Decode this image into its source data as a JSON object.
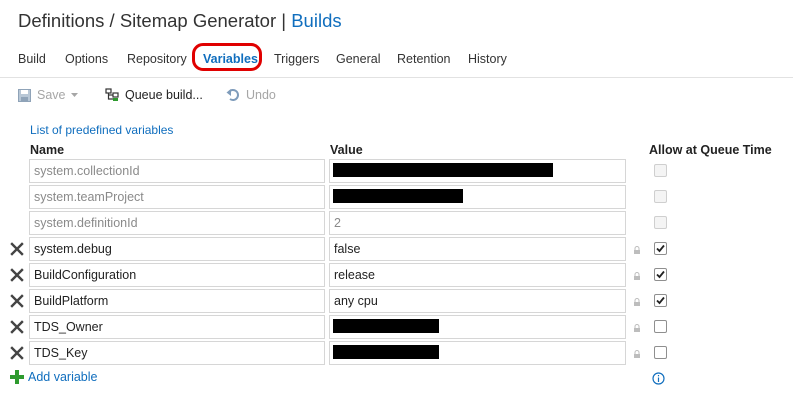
{
  "breadcrumb": {
    "definitions": "Definitions",
    "separator1": "/",
    "definition_name": "Sitemap Generator",
    "separator2": "|",
    "current": "Builds"
  },
  "tabs": [
    {
      "label": "Build",
      "active": false
    },
    {
      "label": "Options",
      "active": false
    },
    {
      "label": "Repository",
      "active": false
    },
    {
      "label": "Variables",
      "active": true
    },
    {
      "label": "Triggers",
      "active": false
    },
    {
      "label": "General",
      "active": false
    },
    {
      "label": "Retention",
      "active": false
    },
    {
      "label": "History",
      "active": false
    }
  ],
  "toolbar": {
    "save_label": "Save",
    "queue_label": "Queue build...",
    "undo_label": "Undo"
  },
  "predefined_link": "List of predefined variables",
  "columns": {
    "name": "Name",
    "value": "Value",
    "allow": "Allow at Queue Time"
  },
  "variables": [
    {
      "name": "system.collectionId",
      "value": "",
      "redacted": true,
      "readonly": true,
      "allow_queue_time": false
    },
    {
      "name": "system.teamProject",
      "value": "",
      "redacted": true,
      "readonly": true,
      "allow_queue_time": false
    },
    {
      "name": "system.definitionId",
      "value": "2",
      "redacted": false,
      "readonly": true,
      "allow_queue_time": false
    },
    {
      "name": "system.debug",
      "value": "false",
      "redacted": false,
      "readonly": false,
      "allow_queue_time": true
    },
    {
      "name": "BuildConfiguration",
      "value": "release",
      "redacted": false,
      "readonly": false,
      "allow_queue_time": true
    },
    {
      "name": "BuildPlatform",
      "value": "any cpu",
      "redacted": false,
      "readonly": false,
      "allow_queue_time": true
    },
    {
      "name": "TDS_Owner",
      "value": "",
      "redacted": true,
      "readonly": false,
      "allow_queue_time": false
    },
    {
      "name": "TDS_Key",
      "value": "",
      "redacted": true,
      "readonly": false,
      "allow_queue_time": false
    }
  ],
  "add_variable_label": "Add variable",
  "colors": {
    "link": "#106ebe",
    "highlight": "#e00000",
    "add_icon": "#2e9a2e"
  }
}
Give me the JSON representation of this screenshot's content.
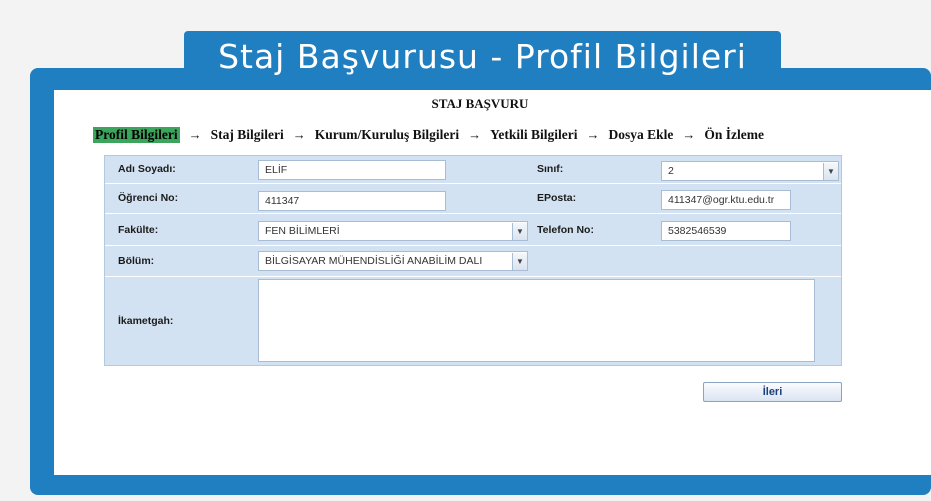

What is required — Reproduce the data verbatim. Do not carry any picture into the copy.

Written answer —
Decode this image into its source data as a JSON object.
{
  "breadcrumb": {
    "definitions": "Definitions",
    "separator1": "/",
    "definition_name": "Sitemap Generator",
    "separator2": "|",
    "current": "Builds"
  },
  "tabs": [
    {
      "label": "Build",
      "active": false
    },
    {
      "label": "Options",
      "active": false
    },
    {
      "label": "Repository",
      "active": false
    },
    {
      "label": "Variables",
      "active": true
    },
    {
      "label": "Triggers",
      "active": false
    },
    {
      "label": "General",
      "active": false
    },
    {
      "label": "Retention",
      "active": false
    },
    {
      "label": "History",
      "active": false
    }
  ],
  "toolbar": {
    "save_label": "Save",
    "queue_label": "Queue build...",
    "undo_label": "Undo"
  },
  "predefined_link": "List of predefined variables",
  "columns": {
    "name": "Name",
    "value": "Value",
    "allow": "Allow at Queue Time"
  },
  "variables": [
    {
      "name": "system.collectionId",
      "value": "",
      "redacted": true,
      "readonly": true,
      "allow_queue_time": false
    },
    {
      "name": "system.teamProject",
      "value": "",
      "redacted": true,
      "readonly": true,
      "allow_queue_time": false
    },
    {
      "name": "system.definitionId",
      "value": "2",
      "redacted": false,
      "readonly": true,
      "allow_queue_time": false
    },
    {
      "name": "system.debug",
      "value": "false",
      "redacted": false,
      "readonly": false,
      "allow_queue_time": true
    },
    {
      "name": "BuildConfiguration",
      "value": "release",
      "redacted": false,
      "readonly": false,
      "allow_queue_time": true
    },
    {
      "name": "BuildPlatform",
      "value": "any cpu",
      "redacted": false,
      "readonly": false,
      "allow_queue_time": true
    },
    {
      "name": "TDS_Owner",
      "value": "",
      "redacted": true,
      "readonly": false,
      "allow_queue_time": false
    },
    {
      "name": "TDS_Key",
      "value": "",
      "redacted": true,
      "readonly": false,
      "allow_queue_time": false
    }
  ],
  "add_variable_label": "Add variable",
  "colors": {
    "link": "#106ebe",
    "highlight": "#e00000",
    "add_icon": "#2e9a2e"
  }
}
Give me the JSON representation of this screenshot's content.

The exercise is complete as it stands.